> _Problem description_: The entries below contain pictures. Retype everything except those pictures, exactly as given.

> _The data_:
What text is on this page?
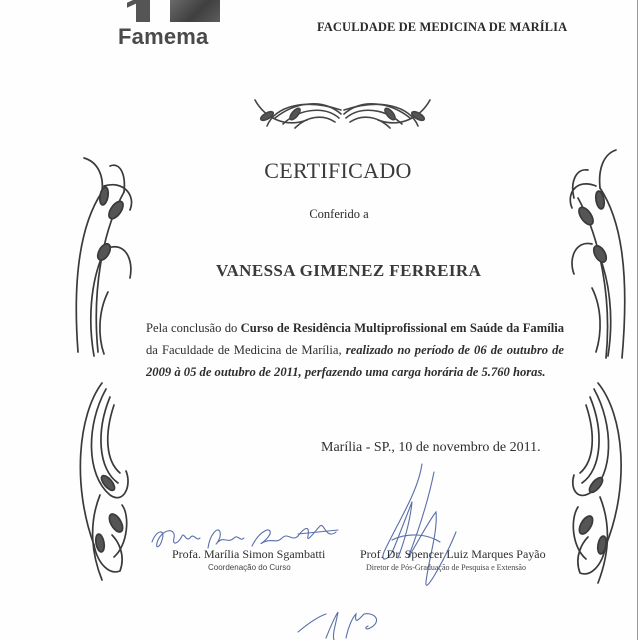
Famema	FACULDADE DE MEDICINA DE MARÍLIA
CERTIFICADO
Conferido a
VANESSA GIMENEZ FERREIRA
Pela conclusão do Curso de Residência Multiprofissional em Saúde da Família da Faculdade de Medicina de Marília, realizado no período de 06 de outubro de 2009 à 05 de outubro de 2011, perfazendo uma carga horária de 5.760 horas.
Marília - SP., 10 de novembro de 2011.
Profa. Marília Simon Sgambatti
Coordenação do Curso
Prof. Dr. Spencer Luiz Marques Payão
Diretor de Pós-Graduação de Pesquisa e Extensão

> _Written response_:
What text is on this page?
Famema	FACULDADE DE MEDICINA DE MARÍLIA
CERTIFICADO
Conferido a
VANESSA GIMENEZ FERREIRA
Pela conclusão do Curso de Residência Multiprofissional em Saúde da Família da Faculdade de Medicina de Marília, realizado no período de 06 de outubro de 2009 à 05 de outubro de 2011, perfazendo uma carga horária de 5.760 horas.
Marília - SP., 10 de novembro de 2011.
Profa. Marília Simon Sgambatti
Coordenação do Curso
Prof. Dr. Spencer Luiz Marques Payão
Diretor de Pós-Graduação de Pesquisa e Extensão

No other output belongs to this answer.